* Start *
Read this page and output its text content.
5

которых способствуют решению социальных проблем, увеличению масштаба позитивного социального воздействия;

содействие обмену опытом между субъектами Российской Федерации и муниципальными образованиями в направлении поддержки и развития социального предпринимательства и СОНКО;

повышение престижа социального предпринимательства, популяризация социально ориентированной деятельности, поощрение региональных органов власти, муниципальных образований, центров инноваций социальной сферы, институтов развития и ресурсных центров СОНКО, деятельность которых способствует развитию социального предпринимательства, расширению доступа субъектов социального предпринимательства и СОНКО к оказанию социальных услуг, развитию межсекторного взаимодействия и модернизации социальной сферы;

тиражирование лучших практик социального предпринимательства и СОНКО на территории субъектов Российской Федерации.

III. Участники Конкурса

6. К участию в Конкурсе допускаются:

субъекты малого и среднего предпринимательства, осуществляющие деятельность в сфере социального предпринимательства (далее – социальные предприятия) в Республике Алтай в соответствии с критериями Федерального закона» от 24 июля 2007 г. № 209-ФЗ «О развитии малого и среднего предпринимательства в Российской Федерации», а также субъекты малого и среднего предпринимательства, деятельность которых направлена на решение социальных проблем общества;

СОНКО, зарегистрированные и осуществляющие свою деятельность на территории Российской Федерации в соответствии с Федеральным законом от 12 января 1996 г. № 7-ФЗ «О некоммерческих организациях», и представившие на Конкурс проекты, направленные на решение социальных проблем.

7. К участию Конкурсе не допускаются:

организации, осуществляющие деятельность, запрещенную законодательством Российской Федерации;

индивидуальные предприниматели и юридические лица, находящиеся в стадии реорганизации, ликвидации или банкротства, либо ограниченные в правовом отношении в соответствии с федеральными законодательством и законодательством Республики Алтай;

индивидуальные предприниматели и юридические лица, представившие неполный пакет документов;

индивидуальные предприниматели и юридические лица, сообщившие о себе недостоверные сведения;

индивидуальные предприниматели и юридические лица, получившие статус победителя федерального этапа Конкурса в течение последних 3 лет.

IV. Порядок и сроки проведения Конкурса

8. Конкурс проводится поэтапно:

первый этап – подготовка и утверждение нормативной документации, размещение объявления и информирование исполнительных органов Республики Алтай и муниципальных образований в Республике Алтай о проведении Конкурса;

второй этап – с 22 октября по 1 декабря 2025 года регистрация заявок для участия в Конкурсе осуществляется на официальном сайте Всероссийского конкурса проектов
* End *
* Start *
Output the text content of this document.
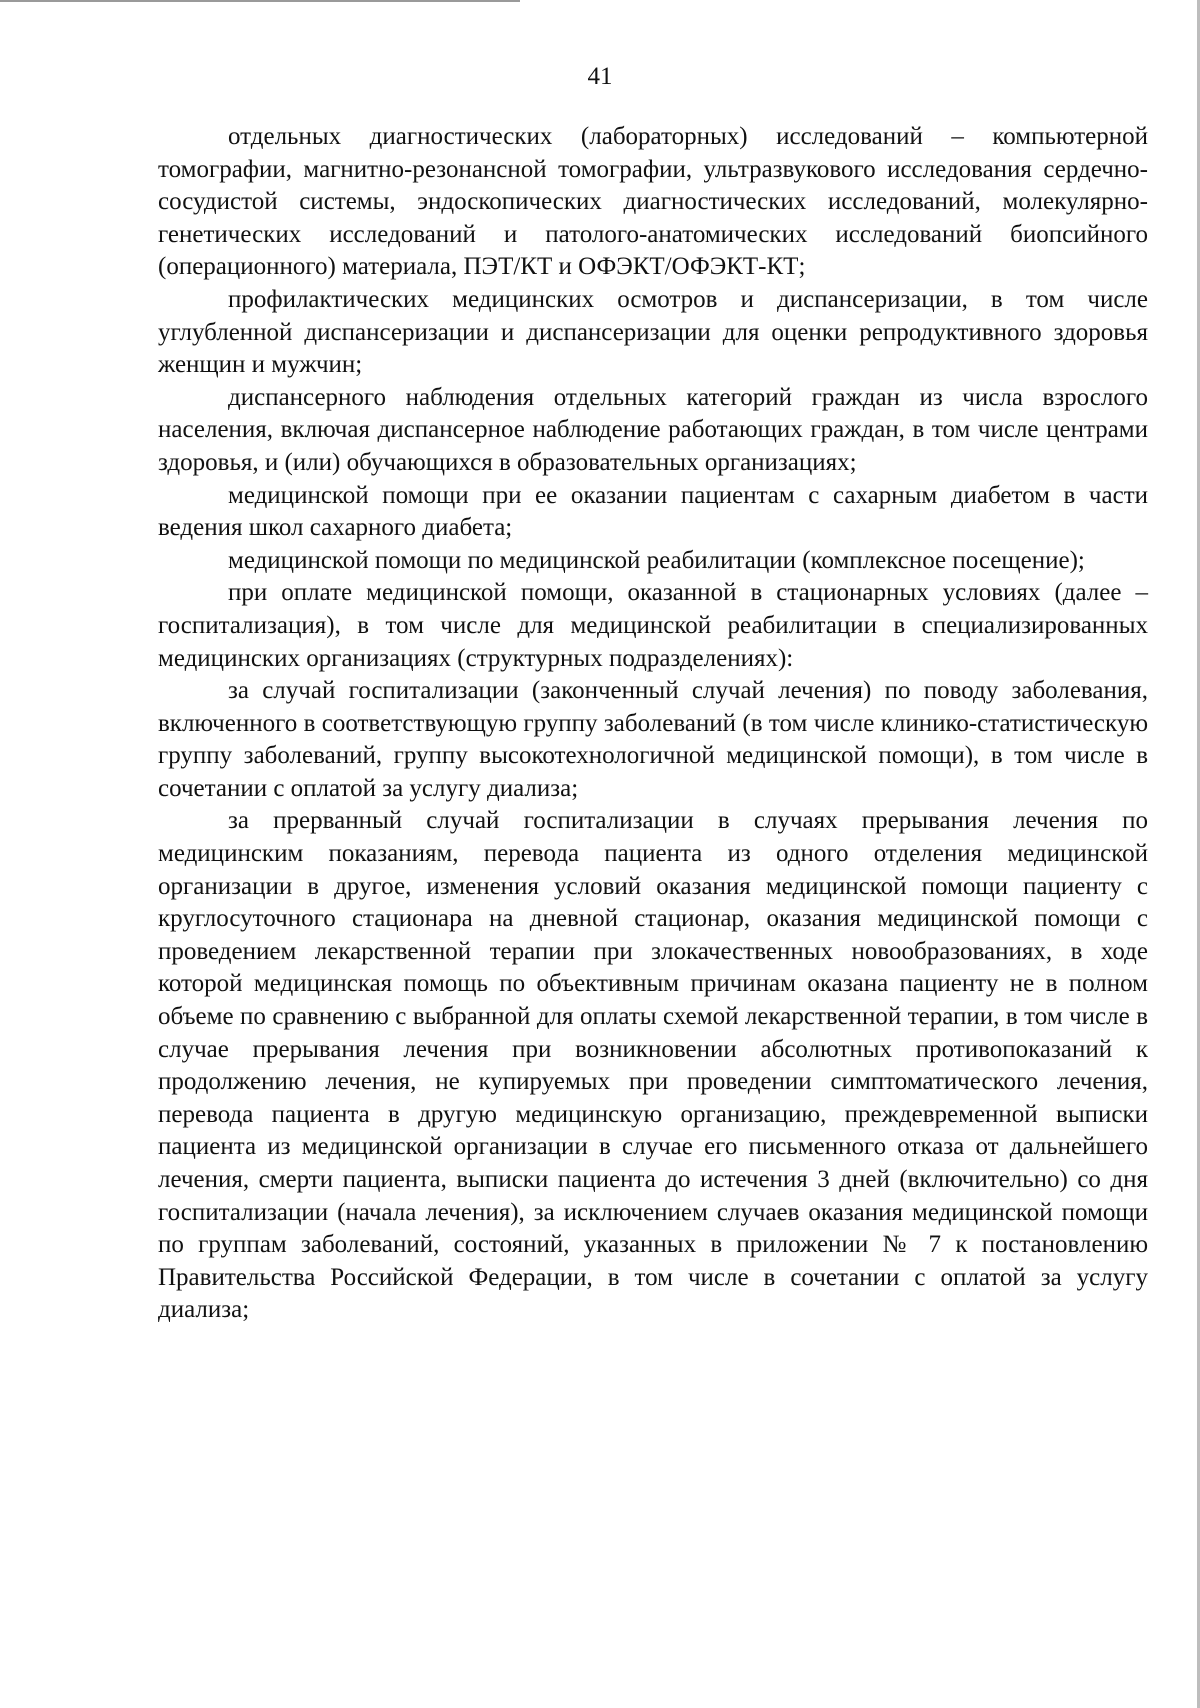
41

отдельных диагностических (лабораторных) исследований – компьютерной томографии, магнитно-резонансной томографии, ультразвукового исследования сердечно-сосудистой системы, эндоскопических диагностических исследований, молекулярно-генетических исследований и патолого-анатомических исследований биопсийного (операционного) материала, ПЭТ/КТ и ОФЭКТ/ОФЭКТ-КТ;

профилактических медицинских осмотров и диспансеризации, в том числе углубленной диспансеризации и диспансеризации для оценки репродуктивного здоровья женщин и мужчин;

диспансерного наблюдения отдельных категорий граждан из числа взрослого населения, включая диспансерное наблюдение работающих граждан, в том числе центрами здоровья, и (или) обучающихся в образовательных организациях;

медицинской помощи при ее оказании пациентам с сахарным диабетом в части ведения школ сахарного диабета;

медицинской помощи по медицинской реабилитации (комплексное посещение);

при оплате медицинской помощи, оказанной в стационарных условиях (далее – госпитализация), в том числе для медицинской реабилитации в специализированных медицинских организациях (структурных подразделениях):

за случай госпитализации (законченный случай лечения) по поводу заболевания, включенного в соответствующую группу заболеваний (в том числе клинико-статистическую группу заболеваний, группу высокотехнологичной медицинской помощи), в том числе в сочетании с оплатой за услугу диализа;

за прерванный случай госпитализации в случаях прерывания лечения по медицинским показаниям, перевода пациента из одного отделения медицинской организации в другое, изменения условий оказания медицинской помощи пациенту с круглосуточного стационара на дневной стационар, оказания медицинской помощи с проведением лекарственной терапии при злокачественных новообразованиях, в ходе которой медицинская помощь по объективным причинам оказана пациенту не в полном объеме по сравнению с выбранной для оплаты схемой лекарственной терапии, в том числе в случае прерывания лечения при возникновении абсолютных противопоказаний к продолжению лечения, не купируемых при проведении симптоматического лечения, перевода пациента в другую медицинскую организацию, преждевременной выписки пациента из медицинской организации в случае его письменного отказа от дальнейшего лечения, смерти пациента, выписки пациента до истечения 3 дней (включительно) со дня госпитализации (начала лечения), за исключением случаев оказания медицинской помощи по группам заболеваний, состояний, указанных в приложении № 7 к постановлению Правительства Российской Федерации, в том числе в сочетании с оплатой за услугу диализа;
* End *
WORK INSTRUCTIONS: Copy all lines from the material that hold "this".

SOLUTION:
Read this page and output its text content.
Output the text content of this document.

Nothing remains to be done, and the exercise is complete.